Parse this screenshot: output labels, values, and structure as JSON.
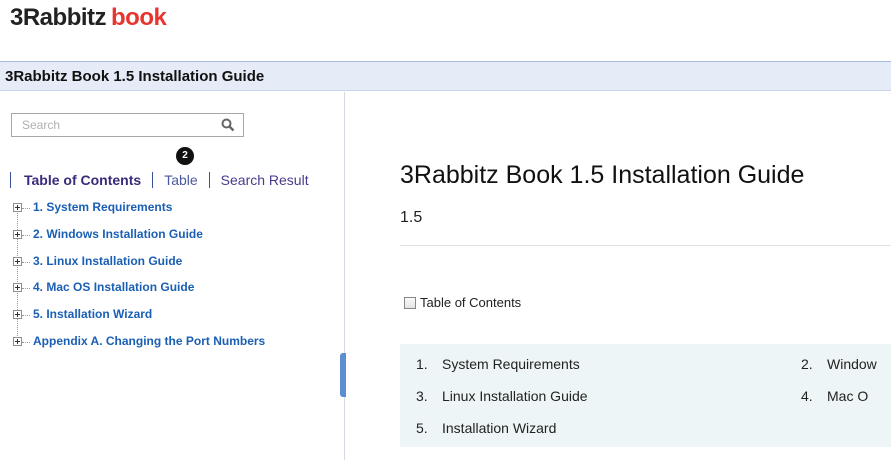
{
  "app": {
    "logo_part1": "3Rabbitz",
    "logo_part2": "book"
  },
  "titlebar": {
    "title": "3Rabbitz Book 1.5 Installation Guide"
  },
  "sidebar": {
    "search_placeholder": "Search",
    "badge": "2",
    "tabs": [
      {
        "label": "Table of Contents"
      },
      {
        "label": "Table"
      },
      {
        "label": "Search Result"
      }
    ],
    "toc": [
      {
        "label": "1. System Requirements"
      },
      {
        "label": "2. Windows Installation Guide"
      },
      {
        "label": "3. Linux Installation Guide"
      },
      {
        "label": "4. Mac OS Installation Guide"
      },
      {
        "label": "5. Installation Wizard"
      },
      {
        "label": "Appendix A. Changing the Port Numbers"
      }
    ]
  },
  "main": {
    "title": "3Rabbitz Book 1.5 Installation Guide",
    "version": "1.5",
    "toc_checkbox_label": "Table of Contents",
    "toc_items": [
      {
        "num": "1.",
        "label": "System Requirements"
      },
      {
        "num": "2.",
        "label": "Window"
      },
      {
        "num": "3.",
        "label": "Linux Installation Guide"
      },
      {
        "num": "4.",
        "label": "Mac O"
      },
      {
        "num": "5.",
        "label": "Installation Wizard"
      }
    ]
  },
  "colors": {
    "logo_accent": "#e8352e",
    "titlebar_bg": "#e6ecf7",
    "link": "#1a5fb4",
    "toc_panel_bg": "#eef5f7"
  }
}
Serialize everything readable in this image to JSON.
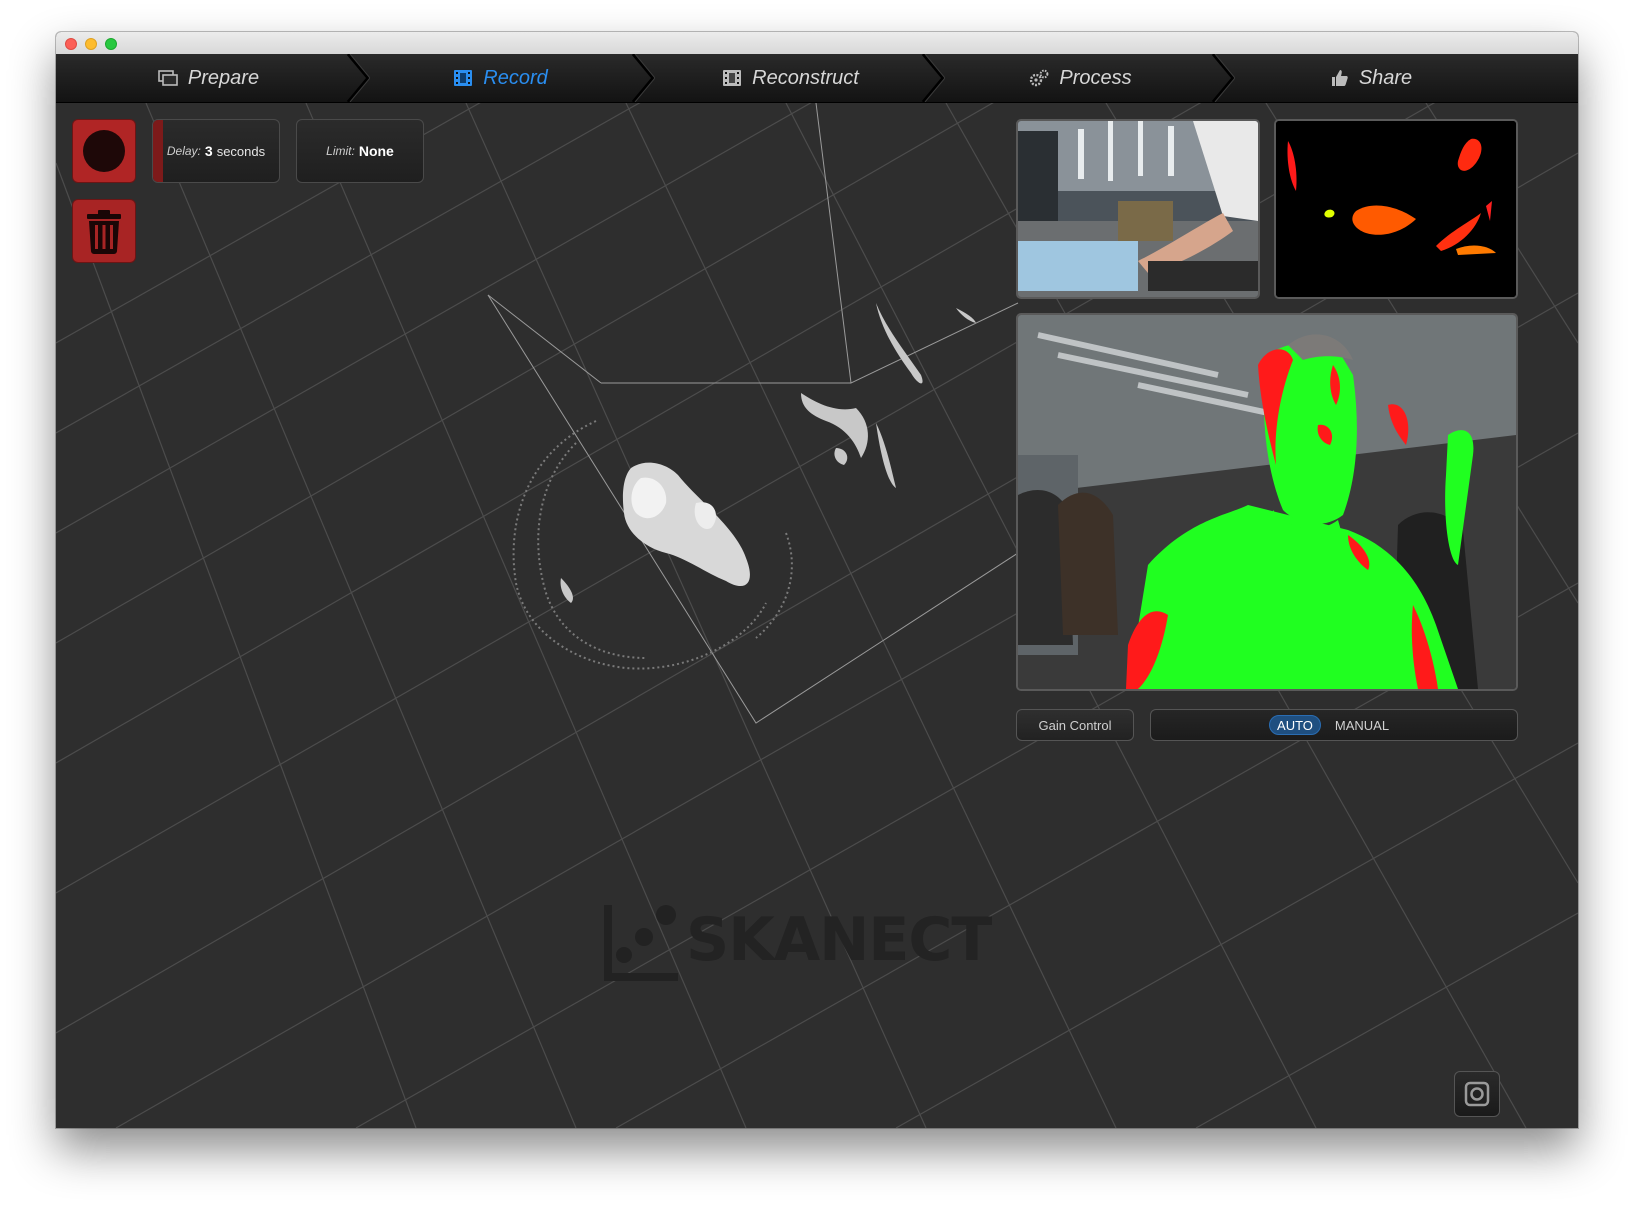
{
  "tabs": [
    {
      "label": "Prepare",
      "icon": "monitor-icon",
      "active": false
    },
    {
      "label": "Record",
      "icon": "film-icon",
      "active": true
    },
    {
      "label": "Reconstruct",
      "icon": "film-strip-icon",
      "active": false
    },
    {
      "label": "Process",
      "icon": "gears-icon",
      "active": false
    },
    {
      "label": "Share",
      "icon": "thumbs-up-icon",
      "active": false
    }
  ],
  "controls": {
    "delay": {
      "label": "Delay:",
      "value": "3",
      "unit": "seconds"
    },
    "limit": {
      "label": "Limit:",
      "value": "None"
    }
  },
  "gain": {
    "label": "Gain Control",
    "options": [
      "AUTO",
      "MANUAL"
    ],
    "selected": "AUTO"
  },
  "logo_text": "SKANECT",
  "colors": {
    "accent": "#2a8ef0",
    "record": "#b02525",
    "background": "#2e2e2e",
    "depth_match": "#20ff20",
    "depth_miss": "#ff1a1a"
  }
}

• • •

● **Instructions for the task**
Omit every picture while copying the listing above exactly.

● **Finished exercise**
Parse this screenshot: output labels, values, and structure as JSON.
{
  "app": {
    "logo_part1": "3Rabbitz",
    "logo_part2": "book"
  },
  "titlebar": {
    "title": "3Rabbitz Book 1.5 Installation Guide"
  },
  "sidebar": {
    "search_placeholder": "Search",
    "badge": "2",
    "tabs": [
      {
        "label": "Table of Contents"
      },
      {
        "label": "Table"
      },
      {
        "label": "Search Result"
      }
    ],
    "toc": [
      {
        "label": "1. System Requirements"
      },
      {
        "label": "2. Windows Installation Guide"
      },
      {
        "label": "3. Linux Installation Guide"
      },
      {
        "label": "4. Mac OS Installation Guide"
      },
      {
        "label": "5. Installation Wizard"
      },
      {
        "label": "Appendix A. Changing the Port Numbers"
      }
    ]
  },
  "main": {
    "title": "3Rabbitz Book 1.5 Installation Guide",
    "version": "1.5",
    "toc_checkbox_label": "Table of Contents",
    "toc_items": [
      {
        "num": "1.",
        "label": "System Requirements"
      },
      {
        "num": "2.",
        "label": "Window"
      },
      {
        "num": "3.",
        "label": "Linux Installation Guide"
      },
      {
        "num": "4.",
        "label": "Mac O"
      },
      {
        "num": "5.",
        "label": "Installation Wizard"
      }
    ]
  },
  "colors": {
    "logo_accent": "#e8352e",
    "titlebar_bg": "#e6ecf7",
    "link": "#1a5fb4",
    "toc_panel_bg": "#eef5f7"
  }
}
Serialize everything readable in this image to JSON.
{
  "tabs": [
    {
      "label": "Prepare",
      "icon": "monitor-icon",
      "active": false
    },
    {
      "label": "Record",
      "icon": "film-icon",
      "active": true
    },
    {
      "label": "Reconstruct",
      "icon": "film-strip-icon",
      "active": false
    },
    {
      "label": "Process",
      "icon": "gears-icon",
      "active": false
    },
    {
      "label": "Share",
      "icon": "thumbs-up-icon",
      "active": false
    }
  ],
  "controls": {
    "delay": {
      "label": "Delay:",
      "value": "3",
      "unit": "seconds"
    },
    "limit": {
      "label": "Limit:",
      "value": "None"
    }
  },
  "gain": {
    "label": "Gain Control",
    "options": [
      "AUTO",
      "MANUAL"
    ],
    "selected": "AUTO"
  },
  "logo_text": "SKANECT",
  "colors": {
    "accent": "#2a8ef0",
    "record": "#b02525",
    "background": "#2e2e2e",
    "depth_match": "#20ff20",
    "depth_miss": "#ff1a1a"
  }
}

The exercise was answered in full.